• [Supplied material]:
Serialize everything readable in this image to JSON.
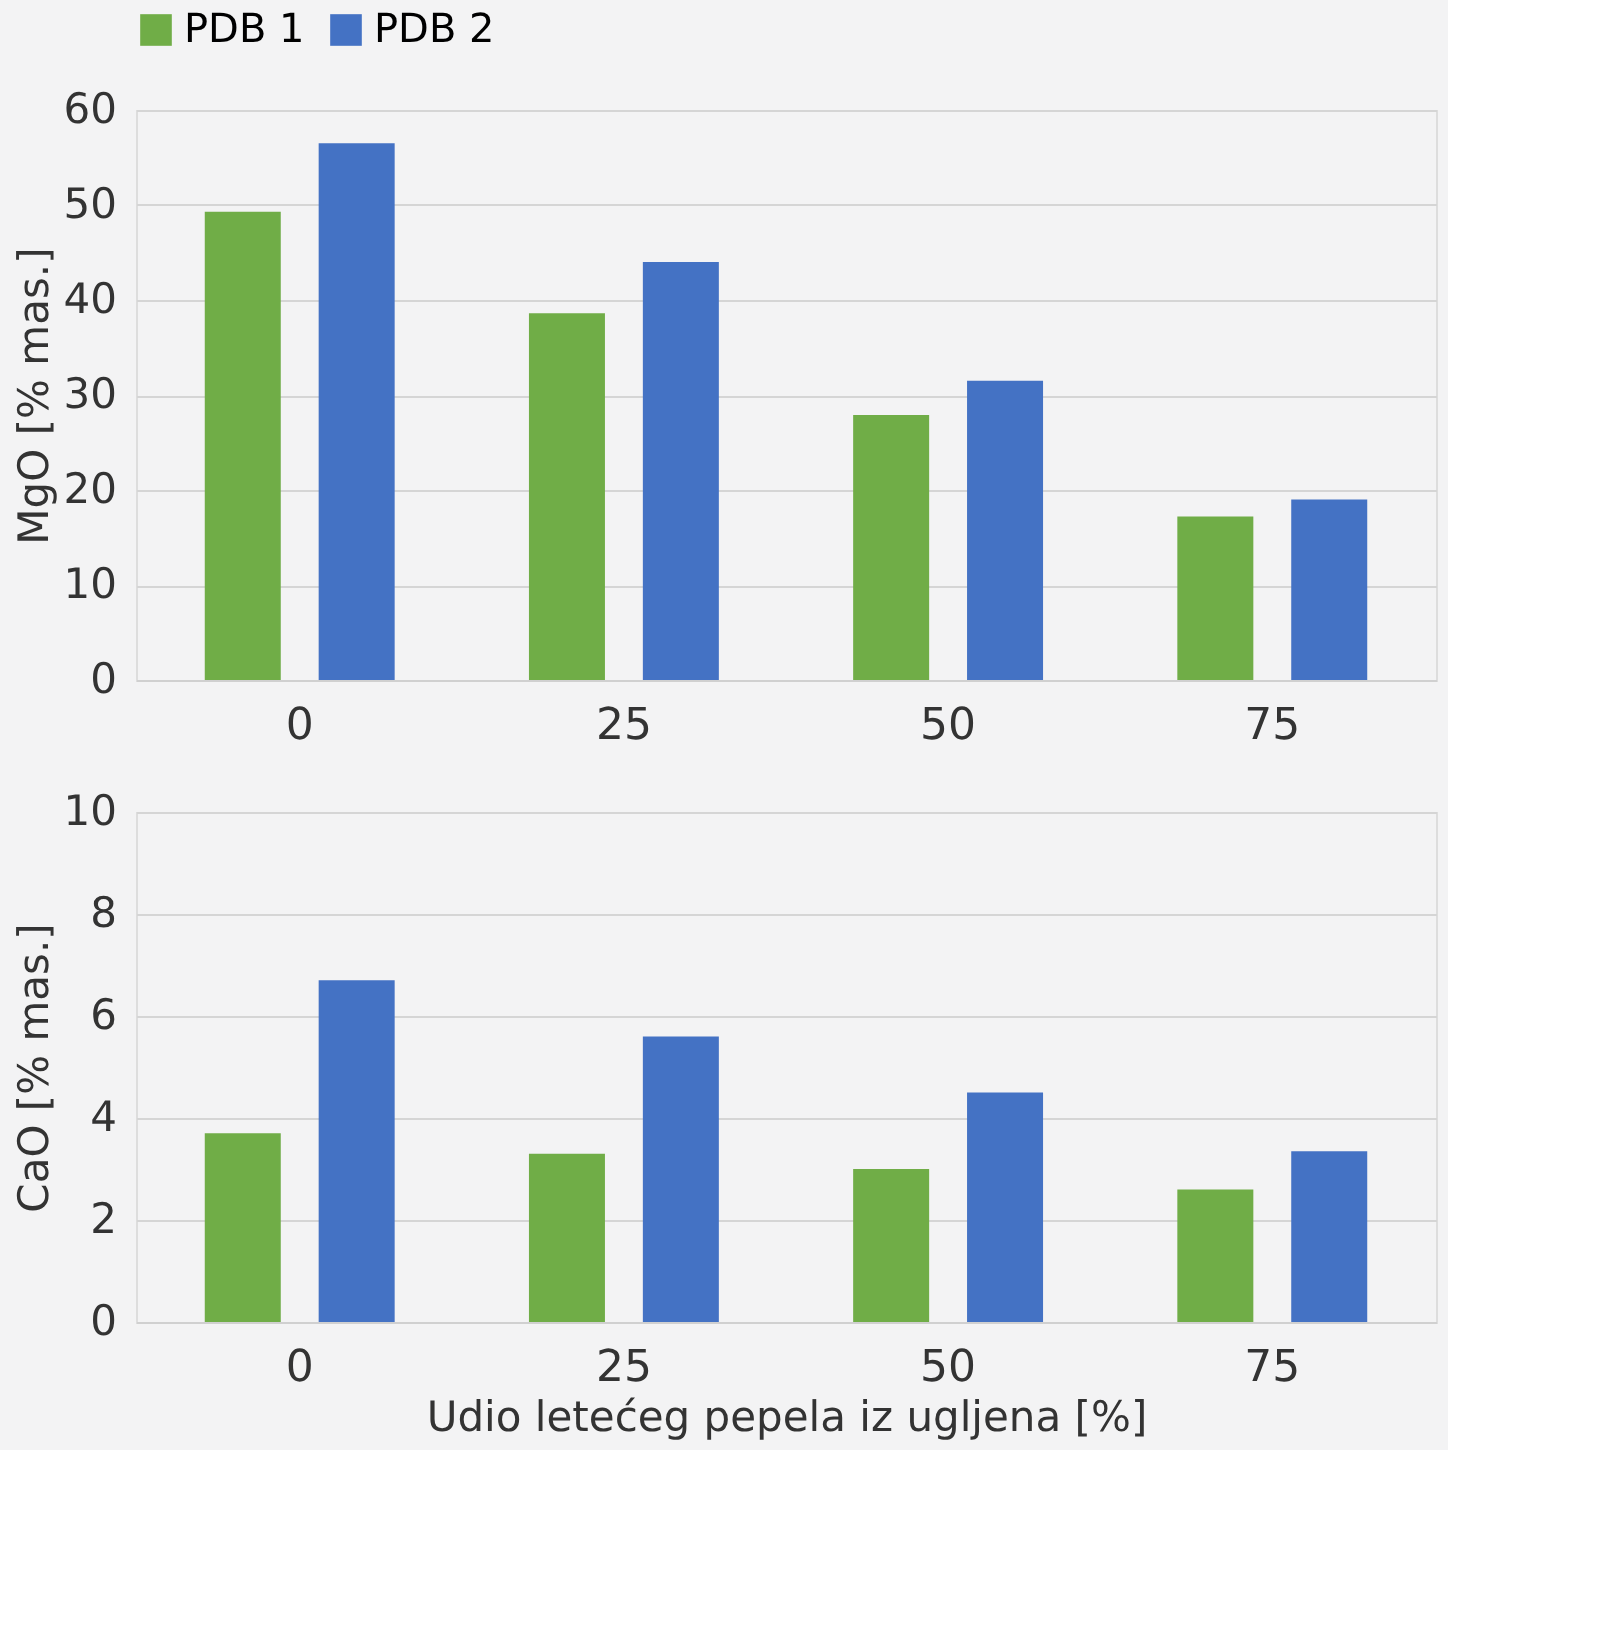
{
  "chart_data": [
    {
      "type": "bar",
      "ylabel": "MgO [% mas.]",
      "categories": [
        "0",
        "25",
        "50",
        "75"
      ],
      "ylim": [
        0,
        60
      ],
      "yticks": [
        0,
        10,
        20,
        30,
        40,
        50,
        60
      ],
      "grid": "y",
      "legend": "top",
      "series": [
        {
          "name": "PDB 1",
          "color": "#70ad47",
          "values": [
            49.3,
            38.6,
            27.9,
            17.2
          ]
        },
        {
          "name": "PDB 2",
          "color": "#4472c4",
          "values": [
            56.5,
            44.0,
            31.5,
            19.0
          ]
        }
      ]
    },
    {
      "type": "bar",
      "ylabel": "CaO [% mas.]",
      "xlabel": "Udio letećeg pepela iz ugljena [%]",
      "categories": [
        "0",
        "25",
        "50",
        "75"
      ],
      "ylim": [
        0,
        10
      ],
      "yticks": [
        0,
        2,
        4,
        6,
        8,
        10
      ],
      "grid": "y",
      "series": [
        {
          "name": "PDB 1",
          "color": "#70ad47",
          "values": [
            3.7,
            3.3,
            3.0,
            2.6
          ]
        },
        {
          "name": "PDB 2",
          "color": "#4472c4",
          "values": [
            6.7,
            5.6,
            4.5,
            3.35
          ]
        }
      ]
    }
  ]
}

• [Exercise description]: Omit the pictures, then quote the rest of the material above exactly.

• [Result below]:
Serialize everything readable in this image to JSON.
{
  "chart_data": [
    {
      "type": "bar",
      "ylabel": "MgO [% mas.]",
      "categories": [
        "0",
        "25",
        "50",
        "75"
      ],
      "ylim": [
        0,
        60
      ],
      "yticks": [
        0,
        10,
        20,
        30,
        40,
        50,
        60
      ],
      "grid": "y",
      "legend": "top",
      "series": [
        {
          "name": "PDB 1",
          "color": "#70ad47",
          "values": [
            49.3,
            38.6,
            27.9,
            17.2
          ]
        },
        {
          "name": "PDB 2",
          "color": "#4472c4",
          "values": [
            56.5,
            44.0,
            31.5,
            19.0
          ]
        }
      ]
    },
    {
      "type": "bar",
      "ylabel": "CaO [% mas.]",
      "xlabel": "Udio letećeg pepela iz ugljena [%]",
      "categories": [
        "0",
        "25",
        "50",
        "75"
      ],
      "ylim": [
        0,
        10
      ],
      "yticks": [
        0,
        2,
        4,
        6,
        8,
        10
      ],
      "grid": "y",
      "series": [
        {
          "name": "PDB 1",
          "color": "#70ad47",
          "values": [
            3.7,
            3.3,
            3.0,
            2.6
          ]
        },
        {
          "name": "PDB 2",
          "color": "#4472c4",
          "values": [
            6.7,
            5.6,
            4.5,
            3.35
          ]
        }
      ]
    }
  ]
}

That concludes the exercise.